### Task input:

[Begin]

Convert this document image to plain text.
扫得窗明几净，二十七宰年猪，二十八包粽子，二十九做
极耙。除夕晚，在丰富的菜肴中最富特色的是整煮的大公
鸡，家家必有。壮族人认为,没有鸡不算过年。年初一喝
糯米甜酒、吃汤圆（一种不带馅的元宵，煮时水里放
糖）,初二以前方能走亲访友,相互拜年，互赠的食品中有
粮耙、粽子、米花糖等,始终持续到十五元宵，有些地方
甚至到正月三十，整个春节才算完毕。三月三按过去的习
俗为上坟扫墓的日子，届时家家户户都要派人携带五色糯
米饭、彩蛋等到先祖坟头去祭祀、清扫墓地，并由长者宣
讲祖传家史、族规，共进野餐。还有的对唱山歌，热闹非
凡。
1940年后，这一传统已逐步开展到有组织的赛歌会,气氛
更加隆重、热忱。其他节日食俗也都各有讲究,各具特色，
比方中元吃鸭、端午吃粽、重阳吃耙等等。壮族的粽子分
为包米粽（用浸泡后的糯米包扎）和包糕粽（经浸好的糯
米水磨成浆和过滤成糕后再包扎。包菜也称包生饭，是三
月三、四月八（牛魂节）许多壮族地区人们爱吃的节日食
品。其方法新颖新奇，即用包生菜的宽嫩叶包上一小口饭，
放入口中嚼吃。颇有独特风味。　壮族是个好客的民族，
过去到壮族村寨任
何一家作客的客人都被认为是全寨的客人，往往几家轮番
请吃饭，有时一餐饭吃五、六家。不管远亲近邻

[End]

### Stated goal:
Each entry is to be returned in full, character for character.

### Final result:
Convert this document image to plain text.
扫得窗明几净，二十七宰年猪，二十八包粽子，二十九做
极耙。除夕晚，在丰富的菜肴中最富特色的是整煮的大公
鸡，家家必有。壮族人认为,没有鸡不算过年。年初一喝
糯米甜酒、吃汤圆（一种不带馅的元宵，煮时水里放
糖）,初二以前方能走亲访友,相互拜年，互赠的食品中有
粮耙、粽子、米花糖等,始终持续到十五元宵，有些地方
甚至到正月三十，整个春节才算完毕。三月三按过去的习
俗为上坟扫墓的日子，届时家家户户都要派人携带五色糯
米饭、彩蛋等到先祖坟头去祭祀、清扫墓地，并由长者宣
讲祖传家史、族规，共进野餐。还有的对唱山歌，热闹非
凡。
1940年后，这一传统已逐步开展到有组织的赛歌会,气氛
更加隆重、热忱。其他节日食俗也都各有讲究,各具特色，
比方中元吃鸭、端午吃粽、重阳吃耙等等。壮族的粽子分
为包米粽（用浸泡后的糯米包扎）和包糕粽（经浸好的糯
米水磨成浆和过滤成糕后再包扎。包菜也称包生饭，是三
月三、四月八（牛魂节）许多壮族地区人们爱吃的节日食
品。其方法新颖新奇，即用包生菜的宽嫩叶包上一小口饭，
放入口中嚼吃。颇有独特风味。　壮族是个好客的民族，
过去到壮族村寨任
何一家作客的客人都被认为是全寨的客人，往往几家轮番
请吃饭，有时一餐饭吃五、六家。不管远亲近邻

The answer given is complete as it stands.